Collected data entries
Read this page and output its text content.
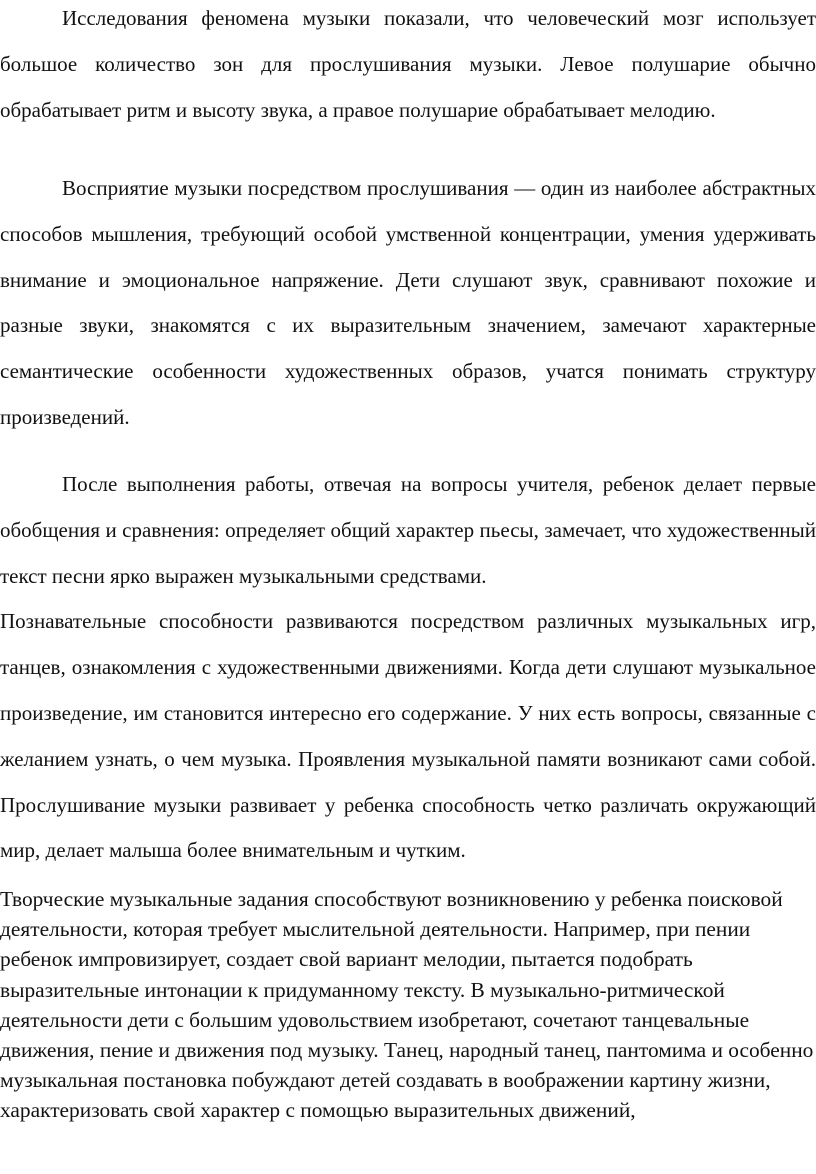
Исследования феномена музыки показали, что человеческий мозг использует большое количество зон для прослушивания музыки. Левое полушарие обычно обрабатывает ритм и высоту звука, а правое полушарие обрабатывает мелодию.

Восприятие музыки посредством прослушивания — один из наиболее абстрактных способов мышления, требующий особой умственной концентрации, умения удерживать внимание и эмоциональное напряжение. Дети слушают звук, сравнивают похожие и разные звуки, знакомятся с их выразительным значением, замечают характерные семантические особенности художественных образов, учатся понимать структуру произведений.

После выполнения работы, отвечая на вопросы учителя, ребенок делает первые обобщения и сравнения: определяет общий характер пьесы, замечает, что художественный текст песни ярко выражен музыкальными средствами.
Познавательные способности развиваются посредством различных музыкальных игр, танцев, ознакомления с художественными движениями. Когда дети слушают музыкальное произведение, им становится интересно его содержание. У них есть вопросы, связанные с желанием узнать, о чем музыка. Проявления музыкальной памяти возникают сами собой. Прослушивание музыки развивает у ребенка способность четко различать окружающий мир, делает малыша более внимательным и чутким.

Творческие музыкальные задания способствуют возникновению у ребенка поисковой деятельности, которая требует мыслительной деятельности. Например, при пении ребенок импровизирует, создает свой вариант мелодии, пытается подобрать выразительные интонации к придуманному тексту. В музыкально-ритмической деятельности дети с большим удовольствием изобретают, сочетают танцевальные движения, пение и движения под музыку. Танец, народный танец, пантомима и особенно музыкальная постановка побуждают детей создавать в воображении картину жизни, характеризовать свой характер с помощью выразительных движений,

(CHALLENGE):
Exactly how many lines of the material contain the word "ребенка"? Write the number alone.

(RESULT OF THE EXERCISE):
2